- [YOUR TASK]: For the records below, give the count of lines holding the word "this" and nothing more.

____ PROVIDED MATERIAL

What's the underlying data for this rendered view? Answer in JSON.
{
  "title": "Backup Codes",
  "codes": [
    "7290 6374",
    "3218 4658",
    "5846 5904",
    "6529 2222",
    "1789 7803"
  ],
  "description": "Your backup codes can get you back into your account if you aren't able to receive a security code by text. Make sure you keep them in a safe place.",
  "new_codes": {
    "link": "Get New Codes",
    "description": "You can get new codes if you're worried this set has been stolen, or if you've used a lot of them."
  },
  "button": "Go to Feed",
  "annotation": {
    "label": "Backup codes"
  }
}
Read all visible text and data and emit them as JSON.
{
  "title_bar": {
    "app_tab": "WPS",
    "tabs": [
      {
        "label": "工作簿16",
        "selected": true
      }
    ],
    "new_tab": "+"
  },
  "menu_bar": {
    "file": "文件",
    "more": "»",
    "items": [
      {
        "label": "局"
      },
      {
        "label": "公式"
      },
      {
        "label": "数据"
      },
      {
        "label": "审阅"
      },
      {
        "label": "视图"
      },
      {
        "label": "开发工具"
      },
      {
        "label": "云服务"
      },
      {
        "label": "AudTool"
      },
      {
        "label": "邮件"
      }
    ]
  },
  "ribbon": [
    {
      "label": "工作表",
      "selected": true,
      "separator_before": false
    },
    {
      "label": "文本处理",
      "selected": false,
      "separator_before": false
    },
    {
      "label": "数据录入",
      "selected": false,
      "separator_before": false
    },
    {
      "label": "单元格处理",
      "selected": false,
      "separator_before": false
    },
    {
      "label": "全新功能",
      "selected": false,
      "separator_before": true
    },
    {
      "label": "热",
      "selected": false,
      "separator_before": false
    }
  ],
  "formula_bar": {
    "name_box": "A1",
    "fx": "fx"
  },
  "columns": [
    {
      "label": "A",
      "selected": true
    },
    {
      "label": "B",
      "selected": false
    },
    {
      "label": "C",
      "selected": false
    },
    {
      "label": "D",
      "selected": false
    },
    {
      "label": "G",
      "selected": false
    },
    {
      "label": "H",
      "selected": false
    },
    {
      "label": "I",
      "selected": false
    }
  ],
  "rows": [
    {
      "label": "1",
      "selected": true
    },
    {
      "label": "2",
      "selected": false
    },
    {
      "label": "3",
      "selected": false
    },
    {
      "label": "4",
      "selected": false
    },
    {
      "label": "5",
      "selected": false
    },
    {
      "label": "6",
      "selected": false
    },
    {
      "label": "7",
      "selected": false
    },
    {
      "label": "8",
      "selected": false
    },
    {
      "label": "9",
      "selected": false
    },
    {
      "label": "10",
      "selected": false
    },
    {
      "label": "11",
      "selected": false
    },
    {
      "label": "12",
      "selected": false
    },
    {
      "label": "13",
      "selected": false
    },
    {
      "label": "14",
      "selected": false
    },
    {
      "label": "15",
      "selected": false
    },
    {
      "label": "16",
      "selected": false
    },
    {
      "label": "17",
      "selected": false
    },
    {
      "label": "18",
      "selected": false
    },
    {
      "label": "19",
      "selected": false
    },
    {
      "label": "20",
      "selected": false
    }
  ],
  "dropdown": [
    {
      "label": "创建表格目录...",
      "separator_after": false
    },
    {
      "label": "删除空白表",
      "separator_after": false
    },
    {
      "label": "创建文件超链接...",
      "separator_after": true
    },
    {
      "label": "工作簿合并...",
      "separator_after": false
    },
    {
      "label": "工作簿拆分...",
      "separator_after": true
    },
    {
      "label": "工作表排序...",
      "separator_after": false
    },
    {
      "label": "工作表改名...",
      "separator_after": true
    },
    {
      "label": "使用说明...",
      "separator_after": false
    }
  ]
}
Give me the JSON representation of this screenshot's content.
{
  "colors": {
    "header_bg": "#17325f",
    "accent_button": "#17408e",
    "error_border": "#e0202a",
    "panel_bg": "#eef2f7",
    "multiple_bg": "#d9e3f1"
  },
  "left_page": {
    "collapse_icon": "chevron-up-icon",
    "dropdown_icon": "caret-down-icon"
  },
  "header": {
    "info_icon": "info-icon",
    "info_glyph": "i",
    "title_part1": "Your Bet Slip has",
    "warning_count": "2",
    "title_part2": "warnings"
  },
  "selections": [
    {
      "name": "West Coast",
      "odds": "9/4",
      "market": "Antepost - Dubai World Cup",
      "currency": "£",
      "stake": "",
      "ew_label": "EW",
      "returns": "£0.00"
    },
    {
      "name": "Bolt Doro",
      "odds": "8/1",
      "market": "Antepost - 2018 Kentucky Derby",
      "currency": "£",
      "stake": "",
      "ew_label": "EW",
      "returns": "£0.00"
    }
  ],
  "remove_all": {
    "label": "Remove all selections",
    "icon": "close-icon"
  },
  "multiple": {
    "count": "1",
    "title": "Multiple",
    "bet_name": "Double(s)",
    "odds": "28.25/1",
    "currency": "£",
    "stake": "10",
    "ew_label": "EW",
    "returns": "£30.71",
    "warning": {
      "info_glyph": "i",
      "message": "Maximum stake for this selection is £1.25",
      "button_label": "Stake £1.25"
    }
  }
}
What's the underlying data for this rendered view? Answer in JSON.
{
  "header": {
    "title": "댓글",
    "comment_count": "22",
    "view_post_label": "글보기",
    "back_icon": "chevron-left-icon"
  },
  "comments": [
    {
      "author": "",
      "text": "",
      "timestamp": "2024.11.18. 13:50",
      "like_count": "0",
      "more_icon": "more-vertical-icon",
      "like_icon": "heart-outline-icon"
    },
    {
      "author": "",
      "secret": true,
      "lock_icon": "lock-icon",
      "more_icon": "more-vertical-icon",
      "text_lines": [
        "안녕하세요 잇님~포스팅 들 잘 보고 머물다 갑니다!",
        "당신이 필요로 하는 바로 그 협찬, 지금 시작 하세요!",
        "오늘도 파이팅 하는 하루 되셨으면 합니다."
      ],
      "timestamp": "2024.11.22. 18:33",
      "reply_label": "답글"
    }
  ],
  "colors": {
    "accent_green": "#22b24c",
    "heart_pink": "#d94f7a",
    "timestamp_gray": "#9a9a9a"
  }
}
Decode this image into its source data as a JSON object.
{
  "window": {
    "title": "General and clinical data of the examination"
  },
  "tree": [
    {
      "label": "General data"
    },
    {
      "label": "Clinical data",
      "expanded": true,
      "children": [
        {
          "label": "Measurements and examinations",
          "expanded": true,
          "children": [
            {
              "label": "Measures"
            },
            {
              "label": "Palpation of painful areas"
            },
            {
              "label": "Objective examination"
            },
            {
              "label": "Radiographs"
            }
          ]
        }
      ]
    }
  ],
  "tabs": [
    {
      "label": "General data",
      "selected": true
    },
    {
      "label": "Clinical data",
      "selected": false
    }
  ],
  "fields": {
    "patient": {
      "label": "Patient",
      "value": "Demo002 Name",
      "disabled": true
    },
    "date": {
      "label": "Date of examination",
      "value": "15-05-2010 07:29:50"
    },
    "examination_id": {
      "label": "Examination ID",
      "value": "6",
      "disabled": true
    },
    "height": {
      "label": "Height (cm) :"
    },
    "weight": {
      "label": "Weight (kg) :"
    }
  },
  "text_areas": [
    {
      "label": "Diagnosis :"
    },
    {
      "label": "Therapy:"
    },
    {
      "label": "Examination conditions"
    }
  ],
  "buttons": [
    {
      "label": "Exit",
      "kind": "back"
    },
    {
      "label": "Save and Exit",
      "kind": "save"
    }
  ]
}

________

- [FULL OUTPUT]: 6